[start of Material for the task]

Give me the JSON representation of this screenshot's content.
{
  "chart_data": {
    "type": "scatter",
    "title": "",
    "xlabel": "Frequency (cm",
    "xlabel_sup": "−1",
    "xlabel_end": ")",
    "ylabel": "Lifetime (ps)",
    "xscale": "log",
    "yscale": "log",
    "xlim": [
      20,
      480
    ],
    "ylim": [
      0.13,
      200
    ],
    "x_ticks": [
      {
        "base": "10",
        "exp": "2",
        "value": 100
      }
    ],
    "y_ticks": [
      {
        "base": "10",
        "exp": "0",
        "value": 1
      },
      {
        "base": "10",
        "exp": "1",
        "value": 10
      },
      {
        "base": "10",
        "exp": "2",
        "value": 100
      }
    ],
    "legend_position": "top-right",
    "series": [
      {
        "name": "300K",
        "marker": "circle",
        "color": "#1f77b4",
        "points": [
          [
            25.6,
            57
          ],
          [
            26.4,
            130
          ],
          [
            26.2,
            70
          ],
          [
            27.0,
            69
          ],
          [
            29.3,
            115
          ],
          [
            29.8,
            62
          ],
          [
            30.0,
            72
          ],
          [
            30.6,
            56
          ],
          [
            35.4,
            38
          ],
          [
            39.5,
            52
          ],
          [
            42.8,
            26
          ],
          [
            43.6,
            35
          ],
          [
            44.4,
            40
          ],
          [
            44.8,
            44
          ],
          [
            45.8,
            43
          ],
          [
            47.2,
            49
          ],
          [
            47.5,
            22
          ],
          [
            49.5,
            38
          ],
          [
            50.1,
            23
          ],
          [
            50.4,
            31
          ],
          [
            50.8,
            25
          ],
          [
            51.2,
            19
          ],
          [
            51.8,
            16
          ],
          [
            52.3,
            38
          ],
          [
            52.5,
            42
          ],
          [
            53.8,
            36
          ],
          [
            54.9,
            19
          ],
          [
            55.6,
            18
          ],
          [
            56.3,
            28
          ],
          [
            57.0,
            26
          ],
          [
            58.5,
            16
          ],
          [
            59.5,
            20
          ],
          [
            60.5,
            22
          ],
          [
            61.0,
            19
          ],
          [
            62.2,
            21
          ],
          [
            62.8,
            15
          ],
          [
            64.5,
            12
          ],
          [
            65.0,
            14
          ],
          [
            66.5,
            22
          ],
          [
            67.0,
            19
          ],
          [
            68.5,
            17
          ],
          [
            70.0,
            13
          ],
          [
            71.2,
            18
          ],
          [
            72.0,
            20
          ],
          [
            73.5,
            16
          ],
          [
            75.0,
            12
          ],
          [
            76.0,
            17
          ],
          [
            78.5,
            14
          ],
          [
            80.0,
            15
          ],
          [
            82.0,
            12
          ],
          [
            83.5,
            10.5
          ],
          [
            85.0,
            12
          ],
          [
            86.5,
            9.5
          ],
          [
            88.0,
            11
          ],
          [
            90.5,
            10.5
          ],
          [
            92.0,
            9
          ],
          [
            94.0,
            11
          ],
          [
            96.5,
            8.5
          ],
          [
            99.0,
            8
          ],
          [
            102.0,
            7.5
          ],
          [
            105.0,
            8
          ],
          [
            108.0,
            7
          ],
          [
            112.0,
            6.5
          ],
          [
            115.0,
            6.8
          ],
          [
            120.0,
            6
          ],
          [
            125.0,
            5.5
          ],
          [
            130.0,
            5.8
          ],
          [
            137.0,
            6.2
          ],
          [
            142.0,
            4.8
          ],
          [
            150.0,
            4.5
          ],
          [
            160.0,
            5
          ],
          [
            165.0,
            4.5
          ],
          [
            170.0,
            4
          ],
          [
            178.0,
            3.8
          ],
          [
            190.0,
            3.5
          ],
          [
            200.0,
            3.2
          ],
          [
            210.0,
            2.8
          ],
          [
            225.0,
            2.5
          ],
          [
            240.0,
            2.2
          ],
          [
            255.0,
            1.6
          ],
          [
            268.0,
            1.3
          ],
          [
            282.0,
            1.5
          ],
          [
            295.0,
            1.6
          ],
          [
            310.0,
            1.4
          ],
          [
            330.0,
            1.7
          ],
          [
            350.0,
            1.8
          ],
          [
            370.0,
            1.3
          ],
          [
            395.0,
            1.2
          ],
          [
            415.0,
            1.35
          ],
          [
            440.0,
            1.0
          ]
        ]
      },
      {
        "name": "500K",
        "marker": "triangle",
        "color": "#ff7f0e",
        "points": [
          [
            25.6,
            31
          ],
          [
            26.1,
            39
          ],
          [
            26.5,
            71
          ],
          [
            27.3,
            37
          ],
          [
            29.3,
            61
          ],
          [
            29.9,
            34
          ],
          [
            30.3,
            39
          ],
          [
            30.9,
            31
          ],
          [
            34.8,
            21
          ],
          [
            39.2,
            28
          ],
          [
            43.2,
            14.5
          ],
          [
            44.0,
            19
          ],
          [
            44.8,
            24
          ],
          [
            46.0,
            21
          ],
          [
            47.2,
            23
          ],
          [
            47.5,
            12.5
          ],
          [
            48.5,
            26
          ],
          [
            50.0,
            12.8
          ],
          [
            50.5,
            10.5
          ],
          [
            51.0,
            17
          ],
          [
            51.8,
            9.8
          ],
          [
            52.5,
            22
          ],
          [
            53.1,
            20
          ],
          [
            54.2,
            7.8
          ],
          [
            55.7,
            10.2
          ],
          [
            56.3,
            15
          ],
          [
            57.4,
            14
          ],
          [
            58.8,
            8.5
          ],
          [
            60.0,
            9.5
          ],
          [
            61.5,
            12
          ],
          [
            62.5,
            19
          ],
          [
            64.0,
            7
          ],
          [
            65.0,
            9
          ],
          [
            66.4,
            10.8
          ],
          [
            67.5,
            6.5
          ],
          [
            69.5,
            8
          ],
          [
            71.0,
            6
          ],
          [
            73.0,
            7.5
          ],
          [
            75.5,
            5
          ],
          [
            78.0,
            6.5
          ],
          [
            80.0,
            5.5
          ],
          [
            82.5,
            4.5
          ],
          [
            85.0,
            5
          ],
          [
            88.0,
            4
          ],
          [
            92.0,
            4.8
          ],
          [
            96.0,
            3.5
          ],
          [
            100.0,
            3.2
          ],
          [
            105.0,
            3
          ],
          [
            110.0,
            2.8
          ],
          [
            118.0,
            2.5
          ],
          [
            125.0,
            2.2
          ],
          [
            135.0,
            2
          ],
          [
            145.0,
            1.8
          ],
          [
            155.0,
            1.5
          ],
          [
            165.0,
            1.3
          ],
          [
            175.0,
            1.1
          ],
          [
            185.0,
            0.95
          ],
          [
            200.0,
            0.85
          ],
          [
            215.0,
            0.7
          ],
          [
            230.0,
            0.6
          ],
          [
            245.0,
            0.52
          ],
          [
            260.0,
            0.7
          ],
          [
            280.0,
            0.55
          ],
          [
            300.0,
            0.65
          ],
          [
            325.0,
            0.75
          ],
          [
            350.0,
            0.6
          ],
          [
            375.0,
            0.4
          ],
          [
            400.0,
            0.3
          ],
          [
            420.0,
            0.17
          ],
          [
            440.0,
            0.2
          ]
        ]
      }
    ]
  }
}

[end of Material for the task]

- **What needs to be done**
Provide an exact reproduction of all the entries shown above.

- **Solution to this exercise**
Give me the JSON representation of this screenshot's content.
{
  "chart_data": {
    "type": "scatter",
    "title": "",
    "xlabel": "Frequency (cm",
    "xlabel_sup": "−1",
    "xlabel_end": ")",
    "ylabel": "Lifetime (ps)",
    "xscale": "log",
    "yscale": "log",
    "xlim": [
      20,
      480
    ],
    "ylim": [
      0.13,
      200
    ],
    "x_ticks": [
      {
        "base": "10",
        "exp": "2",
        "value": 100
      }
    ],
    "y_ticks": [
      {
        "base": "10",
        "exp": "0",
        "value": 1
      },
      {
        "base": "10",
        "exp": "1",
        "value": 10
      },
      {
        "base": "10",
        "exp": "2",
        "value": 100
      }
    ],
    "legend_position": "top-right",
    "series": [
      {
        "name": "300K",
        "marker": "circle",
        "color": "#1f77b4",
        "points": [
          [
            25.6,
            57
          ],
          [
            26.4,
            130
          ],
          [
            26.2,
            70
          ],
          [
            27.0,
            69
          ],
          [
            29.3,
            115
          ],
          [
            29.8,
            62
          ],
          [
            30.0,
            72
          ],
          [
            30.6,
            56
          ],
          [
            35.4,
            38
          ],
          [
            39.5,
            52
          ],
          [
            42.8,
            26
          ],
          [
            43.6,
            35
          ],
          [
            44.4,
            40
          ],
          [
            44.8,
            44
          ],
          [
            45.8,
            43
          ],
          [
            47.2,
            49
          ],
          [
            47.5,
            22
          ],
          [
            49.5,
            38
          ],
          [
            50.1,
            23
          ],
          [
            50.4,
            31
          ],
          [
            50.8,
            25
          ],
          [
            51.2,
            19
          ],
          [
            51.8,
            16
          ],
          [
            52.3,
            38
          ],
          [
            52.5,
            42
          ],
          [
            53.8,
            36
          ],
          [
            54.9,
            19
          ],
          [
            55.6,
            18
          ],
          [
            56.3,
            28
          ],
          [
            57.0,
            26
          ],
          [
            58.5,
            16
          ],
          [
            59.5,
            20
          ],
          [
            60.5,
            22
          ],
          [
            61.0,
            19
          ],
          [
            62.2,
            21
          ],
          [
            62.8,
            15
          ],
          [
            64.5,
            12
          ],
          [
            65.0,
            14
          ],
          [
            66.5,
            22
          ],
          [
            67.0,
            19
          ],
          [
            68.5,
            17
          ],
          [
            70.0,
            13
          ],
          [
            71.2,
            18
          ],
          [
            72.0,
            20
          ],
          [
            73.5,
            16
          ],
          [
            75.0,
            12
          ],
          [
            76.0,
            17
          ],
          [
            78.5,
            14
          ],
          [
            80.0,
            15
          ],
          [
            82.0,
            12
          ],
          [
            83.5,
            10.5
          ],
          [
            85.0,
            12
          ],
          [
            86.5,
            9.5
          ],
          [
            88.0,
            11
          ],
          [
            90.5,
            10.5
          ],
          [
            92.0,
            9
          ],
          [
            94.0,
            11
          ],
          [
            96.5,
            8.5
          ],
          [
            99.0,
            8
          ],
          [
            102.0,
            7.5
          ],
          [
            105.0,
            8
          ],
          [
            108.0,
            7
          ],
          [
            112.0,
            6.5
          ],
          [
            115.0,
            6.8
          ],
          [
            120.0,
            6
          ],
          [
            125.0,
            5.5
          ],
          [
            130.0,
            5.8
          ],
          [
            137.0,
            6.2
          ],
          [
            142.0,
            4.8
          ],
          [
            150.0,
            4.5
          ],
          [
            160.0,
            5
          ],
          [
            165.0,
            4.5
          ],
          [
            170.0,
            4
          ],
          [
            178.0,
            3.8
          ],
          [
            190.0,
            3.5
          ],
          [
            200.0,
            3.2
          ],
          [
            210.0,
            2.8
          ],
          [
            225.0,
            2.5
          ],
          [
            240.0,
            2.2
          ],
          [
            255.0,
            1.6
          ],
          [
            268.0,
            1.3
          ],
          [
            282.0,
            1.5
          ],
          [
            295.0,
            1.6
          ],
          [
            310.0,
            1.4
          ],
          [
            330.0,
            1.7
          ],
          [
            350.0,
            1.8
          ],
          [
            370.0,
            1.3
          ],
          [
            395.0,
            1.2
          ],
          [
            415.0,
            1.35
          ],
          [
            440.0,
            1.0
          ]
        ]
      },
      {
        "name": "500K",
        "marker": "triangle",
        "color": "#ff7f0e",
        "points": [
          [
            25.6,
            31
          ],
          [
            26.1,
            39
          ],
          [
            26.5,
            71
          ],
          [
            27.3,
            37
          ],
          [
            29.3,
            61
          ],
          [
            29.9,
            34
          ],
          [
            30.3,
            39
          ],
          [
            30.9,
            31
          ],
          [
            34.8,
            21
          ],
          [
            39.2,
            28
          ],
          [
            43.2,
            14.5
          ],
          [
            44.0,
            19
          ],
          [
            44.8,
            24
          ],
          [
            46.0,
            21
          ],
          [
            47.2,
            23
          ],
          [
            47.5,
            12.5
          ],
          [
            48.5,
            26
          ],
          [
            50.0,
            12.8
          ],
          [
            50.5,
            10.5
          ],
          [
            51.0,
            17
          ],
          [
            51.8,
            9.8
          ],
          [
            52.5,
            22
          ],
          [
            53.1,
            20
          ],
          [
            54.2,
            7.8
          ],
          [
            55.7,
            10.2
          ],
          [
            56.3,
            15
          ],
          [
            57.4,
            14
          ],
          [
            58.8,
            8.5
          ],
          [
            60.0,
            9.5
          ],
          [
            61.5,
            12
          ],
          [
            62.5,
            19
          ],
          [
            64.0,
            7
          ],
          [
            65.0,
            9
          ],
          [
            66.4,
            10.8
          ],
          [
            67.5,
            6.5
          ],
          [
            69.5,
            8
          ],
          [
            71.0,
            6
          ],
          [
            73.0,
            7.5
          ],
          [
            75.5,
            5
          ],
          [
            78.0,
            6.5
          ],
          [
            80.0,
            5.5
          ],
          [
            82.5,
            4.5
          ],
          [
            85.0,
            5
          ],
          [
            88.0,
            4
          ],
          [
            92.0,
            4.8
          ],
          [
            96.0,
            3.5
          ],
          [
            100.0,
            3.2
          ],
          [
            105.0,
            3
          ],
          [
            110.0,
            2.8
          ],
          [
            118.0,
            2.5
          ],
          [
            125.0,
            2.2
          ],
          [
            135.0,
            2
          ],
          [
            145.0,
            1.8
          ],
          [
            155.0,
            1.5
          ],
          [
            165.0,
            1.3
          ],
          [
            175.0,
            1.1
          ],
          [
            185.0,
            0.95
          ],
          [
            200.0,
            0.85
          ],
          [
            215.0,
            0.7
          ],
          [
            230.0,
            0.6
          ],
          [
            245.0,
            0.52
          ],
          [
            260.0,
            0.7
          ],
          [
            280.0,
            0.55
          ],
          [
            300.0,
            0.65
          ],
          [
            325.0,
            0.75
          ],
          [
            350.0,
            0.6
          ],
          [
            375.0,
            0.4
          ],
          [
            400.0,
            0.3
          ],
          [
            420.0,
            0.17
          ],
          [
            440.0,
            0.2
          ]
        ]
      }
    ]
  }
}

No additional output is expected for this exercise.